* Written task *
Each entry below must be repeated word for word.

== Given records ==

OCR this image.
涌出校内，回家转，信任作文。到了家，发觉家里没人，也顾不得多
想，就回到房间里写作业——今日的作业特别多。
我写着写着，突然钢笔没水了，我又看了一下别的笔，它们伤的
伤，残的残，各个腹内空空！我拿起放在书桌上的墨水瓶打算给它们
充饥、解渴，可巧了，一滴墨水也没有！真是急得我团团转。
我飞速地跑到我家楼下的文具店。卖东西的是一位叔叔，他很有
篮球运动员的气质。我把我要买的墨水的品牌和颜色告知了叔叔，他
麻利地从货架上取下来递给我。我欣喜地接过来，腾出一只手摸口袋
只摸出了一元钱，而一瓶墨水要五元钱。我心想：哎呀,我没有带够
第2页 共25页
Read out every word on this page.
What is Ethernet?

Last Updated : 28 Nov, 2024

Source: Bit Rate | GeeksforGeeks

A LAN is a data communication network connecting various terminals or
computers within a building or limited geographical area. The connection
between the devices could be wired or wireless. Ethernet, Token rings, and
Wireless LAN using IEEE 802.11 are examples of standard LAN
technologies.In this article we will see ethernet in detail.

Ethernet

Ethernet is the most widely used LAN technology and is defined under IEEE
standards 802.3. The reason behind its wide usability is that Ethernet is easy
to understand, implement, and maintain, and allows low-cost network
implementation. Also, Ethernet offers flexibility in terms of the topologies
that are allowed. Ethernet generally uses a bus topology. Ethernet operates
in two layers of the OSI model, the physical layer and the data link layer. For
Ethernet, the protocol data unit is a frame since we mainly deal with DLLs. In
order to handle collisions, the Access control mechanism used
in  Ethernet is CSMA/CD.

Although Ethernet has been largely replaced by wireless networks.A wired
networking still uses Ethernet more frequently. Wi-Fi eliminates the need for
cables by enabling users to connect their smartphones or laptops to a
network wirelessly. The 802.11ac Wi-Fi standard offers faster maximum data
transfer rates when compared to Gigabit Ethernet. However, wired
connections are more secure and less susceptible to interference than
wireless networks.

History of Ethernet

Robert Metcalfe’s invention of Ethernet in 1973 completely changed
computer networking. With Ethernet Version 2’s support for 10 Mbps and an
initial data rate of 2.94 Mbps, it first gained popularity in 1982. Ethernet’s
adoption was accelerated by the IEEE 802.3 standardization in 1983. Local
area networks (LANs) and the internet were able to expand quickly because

===

* Response *
OCR this image.
涌出校内，回家转，信任作文。到了家，发觉家里没人，也顾不得多
想，就回到房间里写作业——今日的作业特别多。
我写着写着，突然钢笔没水了，我又看了一下别的笔，它们伤的
伤，残的残，各个腹内空空！我拿起放在书桌上的墨水瓶打算给它们
充饥、解渴，可巧了，一滴墨水也没有！真是急得我团团转。
我飞速地跑到我家楼下的文具店。卖东西的是一位叔叔，他很有
篮球运动员的气质。我把我要买的墨水的品牌和颜色告知了叔叔，他
麻利地从货架上取下来递给我。我欣喜地接过来，腾出一只手摸口袋
只摸出了一元钱，而一瓶墨水要五元钱。我心想：哎呀,我没有带够
第2页 共25页
Read out every word on this page.
What is Ethernet?

Last Updated : 28 Nov, 2024

Source: Bit Rate | GeeksforGeeks

A LAN is a data communication network connecting various terminals or
computers within a building or limited geographical area. The connection
between the devices could be wired or wireless. Ethernet, Token rings, and
Wireless LAN using IEEE 802.11 are examples of standard LAN
technologies.In this article we will see ethernet in detail.

Ethernet

Ethernet is the most widely used LAN technology and is defined under IEEE
standards 802.3. The reason behind its wide usability is that Ethernet is easy
to understand, implement, and maintain, and allows low-cost network
implementation. Also, Ethernet offers flexibility in terms of the topologies
that are allowed. Ethernet generally uses a bus topology. Ethernet operates
in two layers of the OSI model, the physical layer and the data link layer. For
Ethernet, the protocol data unit is a frame since we mainly deal with DLLs. In
order to handle collisions, the Access control mechanism used
in  Ethernet is CSMA/CD.

Although Ethernet has been largely replaced by wireless networks.A wired
networking still uses Ethernet more frequently. Wi-Fi eliminates the need for
cables by enabling users to connect their smartphones or laptops to a
network wirelessly. The 802.11ac Wi-Fi standard offers faster maximum data
transfer rates when compared to Gigabit Ethernet. However, wired
connections are more secure and less susceptible to interference than
wireless networks.

History of Ethernet

Robert Metcalfe’s invention of Ethernet in 1973 completely changed
computer networking. With Ethernet Version 2’s support for 10 Mbps and an
initial data rate of 2.94 Mbps, it first gained popularity in 1982. Ethernet’s
adoption was accelerated by the IEEE 802.3 standardization in 1983. Local
area networks (LANs) and the internet were able to expand quickly because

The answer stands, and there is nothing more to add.